*PROMPT*
Which lines hold the word "President"? Copy each of them from the material.
══════════
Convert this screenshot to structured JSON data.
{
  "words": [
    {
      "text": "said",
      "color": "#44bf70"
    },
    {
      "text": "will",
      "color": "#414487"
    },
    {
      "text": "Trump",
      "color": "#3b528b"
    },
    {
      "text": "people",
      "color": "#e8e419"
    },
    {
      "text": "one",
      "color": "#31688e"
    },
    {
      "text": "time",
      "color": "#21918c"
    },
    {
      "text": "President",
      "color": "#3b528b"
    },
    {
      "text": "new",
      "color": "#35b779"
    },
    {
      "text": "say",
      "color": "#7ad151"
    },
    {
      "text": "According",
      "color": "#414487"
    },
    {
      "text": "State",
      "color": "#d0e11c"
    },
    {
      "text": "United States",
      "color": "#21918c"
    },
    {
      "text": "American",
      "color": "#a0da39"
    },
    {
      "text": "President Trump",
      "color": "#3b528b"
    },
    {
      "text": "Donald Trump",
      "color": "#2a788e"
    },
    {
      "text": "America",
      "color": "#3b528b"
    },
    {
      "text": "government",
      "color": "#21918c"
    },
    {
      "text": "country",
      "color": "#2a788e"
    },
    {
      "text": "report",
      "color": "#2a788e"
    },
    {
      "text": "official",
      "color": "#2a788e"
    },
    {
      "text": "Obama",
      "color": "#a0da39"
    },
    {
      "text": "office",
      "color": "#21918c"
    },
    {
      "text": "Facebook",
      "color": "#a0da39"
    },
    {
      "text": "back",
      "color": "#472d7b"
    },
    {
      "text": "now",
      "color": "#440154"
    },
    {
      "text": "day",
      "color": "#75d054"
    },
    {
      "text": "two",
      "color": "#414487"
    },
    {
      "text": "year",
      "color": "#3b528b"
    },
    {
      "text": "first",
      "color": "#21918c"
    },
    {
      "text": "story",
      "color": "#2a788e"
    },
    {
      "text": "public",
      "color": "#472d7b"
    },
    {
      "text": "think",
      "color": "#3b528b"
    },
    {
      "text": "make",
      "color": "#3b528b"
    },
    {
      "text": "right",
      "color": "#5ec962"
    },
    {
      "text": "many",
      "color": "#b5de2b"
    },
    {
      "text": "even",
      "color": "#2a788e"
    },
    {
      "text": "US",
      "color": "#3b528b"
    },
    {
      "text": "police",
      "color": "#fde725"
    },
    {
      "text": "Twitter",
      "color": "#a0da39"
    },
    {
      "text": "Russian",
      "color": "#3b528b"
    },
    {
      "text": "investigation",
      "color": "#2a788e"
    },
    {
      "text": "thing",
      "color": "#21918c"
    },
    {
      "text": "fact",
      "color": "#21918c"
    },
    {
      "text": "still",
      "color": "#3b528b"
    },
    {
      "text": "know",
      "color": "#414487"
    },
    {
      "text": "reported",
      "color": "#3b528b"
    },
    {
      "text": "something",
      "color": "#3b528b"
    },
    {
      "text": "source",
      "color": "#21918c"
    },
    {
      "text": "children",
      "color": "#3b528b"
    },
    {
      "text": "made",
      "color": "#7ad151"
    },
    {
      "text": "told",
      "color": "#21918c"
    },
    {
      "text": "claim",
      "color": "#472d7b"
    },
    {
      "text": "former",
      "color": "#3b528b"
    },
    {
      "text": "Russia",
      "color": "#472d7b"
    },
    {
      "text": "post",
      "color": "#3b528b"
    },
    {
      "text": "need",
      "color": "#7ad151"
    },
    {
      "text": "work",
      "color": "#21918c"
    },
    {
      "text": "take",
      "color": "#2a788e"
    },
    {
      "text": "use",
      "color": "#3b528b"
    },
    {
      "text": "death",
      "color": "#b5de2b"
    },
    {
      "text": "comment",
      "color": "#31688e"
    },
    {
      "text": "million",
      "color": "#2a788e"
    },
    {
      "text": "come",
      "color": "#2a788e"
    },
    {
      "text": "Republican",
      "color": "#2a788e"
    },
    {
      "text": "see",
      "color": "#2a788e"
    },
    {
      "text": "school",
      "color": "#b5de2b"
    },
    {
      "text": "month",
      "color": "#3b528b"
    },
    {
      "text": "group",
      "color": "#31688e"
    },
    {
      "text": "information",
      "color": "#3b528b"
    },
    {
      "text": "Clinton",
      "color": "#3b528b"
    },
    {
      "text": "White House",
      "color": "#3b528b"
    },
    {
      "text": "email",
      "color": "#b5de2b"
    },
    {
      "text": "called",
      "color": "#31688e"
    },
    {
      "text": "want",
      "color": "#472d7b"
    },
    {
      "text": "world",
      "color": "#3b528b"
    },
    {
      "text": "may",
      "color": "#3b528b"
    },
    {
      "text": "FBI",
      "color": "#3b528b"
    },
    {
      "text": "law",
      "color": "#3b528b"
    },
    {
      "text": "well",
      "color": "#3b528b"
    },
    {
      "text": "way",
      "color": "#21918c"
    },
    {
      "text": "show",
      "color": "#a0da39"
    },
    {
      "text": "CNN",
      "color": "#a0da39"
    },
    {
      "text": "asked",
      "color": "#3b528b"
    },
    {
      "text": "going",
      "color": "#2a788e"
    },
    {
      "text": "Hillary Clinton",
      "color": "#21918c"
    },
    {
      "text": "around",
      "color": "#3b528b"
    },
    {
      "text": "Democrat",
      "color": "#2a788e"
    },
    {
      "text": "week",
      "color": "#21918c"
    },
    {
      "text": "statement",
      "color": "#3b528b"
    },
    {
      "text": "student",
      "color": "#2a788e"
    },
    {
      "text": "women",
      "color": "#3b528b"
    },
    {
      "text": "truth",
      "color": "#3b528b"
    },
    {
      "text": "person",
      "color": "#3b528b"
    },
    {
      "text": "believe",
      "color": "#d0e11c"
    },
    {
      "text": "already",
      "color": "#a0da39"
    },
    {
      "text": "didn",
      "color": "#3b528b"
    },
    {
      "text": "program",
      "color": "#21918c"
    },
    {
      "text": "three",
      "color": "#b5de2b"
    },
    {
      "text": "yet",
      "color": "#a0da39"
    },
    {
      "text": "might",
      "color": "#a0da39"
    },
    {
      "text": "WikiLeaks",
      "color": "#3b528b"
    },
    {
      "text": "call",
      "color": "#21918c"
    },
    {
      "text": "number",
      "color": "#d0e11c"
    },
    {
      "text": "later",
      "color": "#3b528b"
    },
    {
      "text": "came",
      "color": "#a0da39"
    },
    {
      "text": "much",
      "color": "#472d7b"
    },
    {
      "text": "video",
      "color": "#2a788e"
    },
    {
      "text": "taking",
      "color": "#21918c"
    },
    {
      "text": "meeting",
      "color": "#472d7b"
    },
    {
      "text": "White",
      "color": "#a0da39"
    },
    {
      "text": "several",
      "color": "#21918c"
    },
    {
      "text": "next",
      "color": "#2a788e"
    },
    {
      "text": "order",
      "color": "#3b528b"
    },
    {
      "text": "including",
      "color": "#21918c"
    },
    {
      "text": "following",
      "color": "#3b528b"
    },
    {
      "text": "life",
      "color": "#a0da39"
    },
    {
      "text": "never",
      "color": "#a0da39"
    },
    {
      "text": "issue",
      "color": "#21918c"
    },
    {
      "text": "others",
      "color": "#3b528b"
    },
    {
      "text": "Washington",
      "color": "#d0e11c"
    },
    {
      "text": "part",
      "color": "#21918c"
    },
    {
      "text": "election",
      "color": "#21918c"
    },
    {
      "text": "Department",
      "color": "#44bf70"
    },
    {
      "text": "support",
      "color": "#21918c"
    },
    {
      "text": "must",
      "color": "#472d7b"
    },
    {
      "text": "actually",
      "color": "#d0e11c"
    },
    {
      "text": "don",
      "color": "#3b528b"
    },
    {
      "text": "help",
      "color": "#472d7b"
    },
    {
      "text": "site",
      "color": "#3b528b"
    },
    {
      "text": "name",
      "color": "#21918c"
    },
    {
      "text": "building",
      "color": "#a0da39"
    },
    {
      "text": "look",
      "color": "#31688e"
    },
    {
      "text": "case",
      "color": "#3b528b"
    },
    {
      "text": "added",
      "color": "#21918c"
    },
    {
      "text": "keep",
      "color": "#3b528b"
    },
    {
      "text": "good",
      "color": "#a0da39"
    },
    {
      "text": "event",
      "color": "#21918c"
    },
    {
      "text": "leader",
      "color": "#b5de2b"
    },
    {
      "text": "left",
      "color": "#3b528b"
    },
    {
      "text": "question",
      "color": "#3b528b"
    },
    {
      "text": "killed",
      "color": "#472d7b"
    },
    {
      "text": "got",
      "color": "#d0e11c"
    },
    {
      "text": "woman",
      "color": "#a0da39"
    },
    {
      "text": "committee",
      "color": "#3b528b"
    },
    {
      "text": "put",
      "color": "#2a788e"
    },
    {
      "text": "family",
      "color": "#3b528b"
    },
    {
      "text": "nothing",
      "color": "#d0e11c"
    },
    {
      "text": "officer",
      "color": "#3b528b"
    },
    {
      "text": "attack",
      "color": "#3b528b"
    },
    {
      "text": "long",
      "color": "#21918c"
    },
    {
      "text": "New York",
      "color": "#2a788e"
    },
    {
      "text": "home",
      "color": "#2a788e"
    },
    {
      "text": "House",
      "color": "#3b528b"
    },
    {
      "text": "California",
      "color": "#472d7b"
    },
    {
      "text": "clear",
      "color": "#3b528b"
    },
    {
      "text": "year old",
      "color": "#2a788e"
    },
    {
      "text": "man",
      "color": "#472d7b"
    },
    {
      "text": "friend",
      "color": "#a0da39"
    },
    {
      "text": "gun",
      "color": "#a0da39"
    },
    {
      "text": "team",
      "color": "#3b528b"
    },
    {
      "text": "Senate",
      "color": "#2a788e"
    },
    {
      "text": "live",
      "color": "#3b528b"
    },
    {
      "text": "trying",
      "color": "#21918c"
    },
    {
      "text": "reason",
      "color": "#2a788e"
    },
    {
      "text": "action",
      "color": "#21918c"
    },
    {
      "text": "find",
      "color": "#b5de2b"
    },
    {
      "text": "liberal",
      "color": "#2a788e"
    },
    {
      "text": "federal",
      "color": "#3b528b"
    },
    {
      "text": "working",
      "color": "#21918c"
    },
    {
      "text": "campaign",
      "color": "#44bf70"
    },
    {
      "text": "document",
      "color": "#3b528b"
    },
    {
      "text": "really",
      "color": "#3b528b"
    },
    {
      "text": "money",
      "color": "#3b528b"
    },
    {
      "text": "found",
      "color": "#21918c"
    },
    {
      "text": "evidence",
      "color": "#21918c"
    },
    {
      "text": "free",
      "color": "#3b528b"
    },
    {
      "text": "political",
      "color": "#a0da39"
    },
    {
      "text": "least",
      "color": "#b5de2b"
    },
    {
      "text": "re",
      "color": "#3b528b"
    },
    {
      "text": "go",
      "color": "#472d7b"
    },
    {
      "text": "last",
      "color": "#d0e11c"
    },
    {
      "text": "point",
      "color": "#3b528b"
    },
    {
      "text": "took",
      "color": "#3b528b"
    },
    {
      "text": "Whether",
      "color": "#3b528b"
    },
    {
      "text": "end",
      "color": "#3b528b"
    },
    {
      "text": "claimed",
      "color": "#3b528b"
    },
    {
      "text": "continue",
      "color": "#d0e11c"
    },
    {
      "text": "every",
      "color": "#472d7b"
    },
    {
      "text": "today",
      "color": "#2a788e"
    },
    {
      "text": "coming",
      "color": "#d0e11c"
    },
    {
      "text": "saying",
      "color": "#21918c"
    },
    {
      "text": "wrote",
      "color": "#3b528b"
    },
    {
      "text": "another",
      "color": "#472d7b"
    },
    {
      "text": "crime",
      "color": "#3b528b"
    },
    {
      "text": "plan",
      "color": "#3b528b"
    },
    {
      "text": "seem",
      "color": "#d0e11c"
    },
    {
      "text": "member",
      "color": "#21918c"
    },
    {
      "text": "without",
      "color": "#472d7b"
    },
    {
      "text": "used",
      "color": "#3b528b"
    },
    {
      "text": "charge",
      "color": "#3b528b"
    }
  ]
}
══════════
*WRITTEN RESPONSE*
      "text": "President",
      "text": "President Trump",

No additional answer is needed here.